Objective » Below is a listing to write out in full, exactly as given, without its pictures.

Excerpted data »
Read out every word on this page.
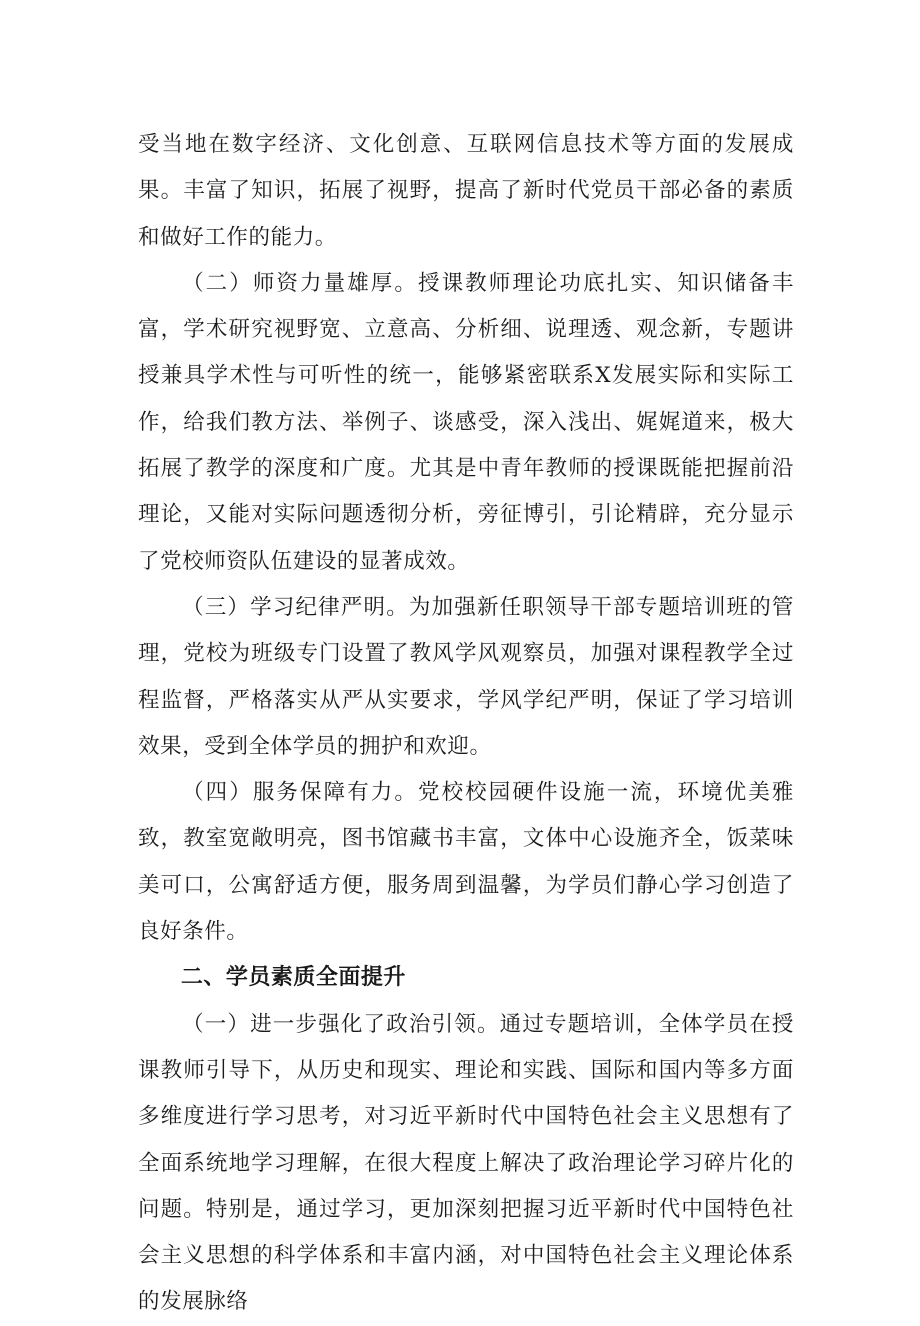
受当地在数字经济、文化创意、互联网信息技术等方面的发展成果。丰富了知识，拓展了视野，提高了新时代党员干部必备的素质和做好工作的能力。

（二）师资力量雄厚。授课教师理论功底扎实、知识储备丰富，学术研究视野宽、立意高、分析细、说理透、观念新，专题讲授兼具学术性与可听性的统一，能够紧密联系X发展实际和实际工作，给我们教方法、举例子、谈感受，深入浅出、娓娓道来，极大拓展了教学的深度和广度。尤其是中青年教师的授课既能把握前沿理论，又能对实际问题透彻分析，旁征博引，引论精辟，充分显示了党校师资队伍建设的显著成效。

（三）学习纪律严明。为加强新任职领导干部专题培训班的管理，党校为班级专门设置了教风学风观察员，加强对课程教学全过程监督，严格落实从严从实要求，学风学纪严明，保证了学习培训效果，受到全体学员的拥护和欢迎。

（四）服务保障有力。党校校园硬件设施一流，环境优美雅致，教室宽敞明亮，图书馆藏书丰富，文体中心设施齐全，饭菜味美可口，公寓舒适方便，服务周到温馨，为学员们静心学习创造了良好条件。

二、学员素质全面提升

（一）进一步强化了政治引领。通过专题培训，全体学员在授课教师引导下，从历史和现实、理论和实践、国际和国内等多方面多维度进行学习思考，对习近平新时代中国特色社会主义思想有了全面系统地学习理解，在很大程度上解决了政治理论学习碎片化的问题。特别是，通过学习，更加深刻把握习近平新时代中国特色社会主义思想的科学体系和丰富内涵，对中国特色社会主义理论体系的发展脉络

Full response »
Read out every word on this page.
受当地在数字经济、文化创意、互联网信息技术等方面的发展成果。丰富了知识，拓展了视野，提高了新时代党员干部必备的素质和做好工作的能力。

（二）师资力量雄厚。授课教师理论功底扎实、知识储备丰富，学术研究视野宽、立意高、分析细、说理透、观念新，专题讲授兼具学术性与可听性的统一，能够紧密联系X发展实际和实际工作，给我们教方法、举例子、谈感受，深入浅出、娓娓道来，极大拓展了教学的深度和广度。尤其是中青年教师的授课既能把握前沿理论，又能对实际问题透彻分析，旁征博引，引论精辟，充分显示了党校师资队伍建设的显著成效。

（三）学习纪律严明。为加强新任职领导干部专题培训班的管理，党校为班级专门设置了教风学风观察员，加强对课程教学全过程监督，严格落实从严从实要求，学风学纪严明，保证了学习培训效果，受到全体学员的拥护和欢迎。

（四）服务保障有力。党校校园硬件设施一流，环境优美雅致，教室宽敞明亮，图书馆藏书丰富，文体中心设施齐全，饭菜味美可口，公寓舒适方便，服务周到温馨，为学员们静心学习创造了良好条件。

二、学员素质全面提升

（一）进一步强化了政治引领。通过专题培训，全体学员在授课教师引导下，从历史和现实、理论和实践、国际和国内等多方面多维度进行学习思考，对习近平新时代中国特色社会主义思想有了全面系统地学习理解，在很大程度上解决了政治理论学习碎片化的问题。特别是，通过学习，更加深刻把握习近平新时代中国特色社会主义思想的科学体系和丰富内涵，对中国特色社会主义理论体系的发展脉络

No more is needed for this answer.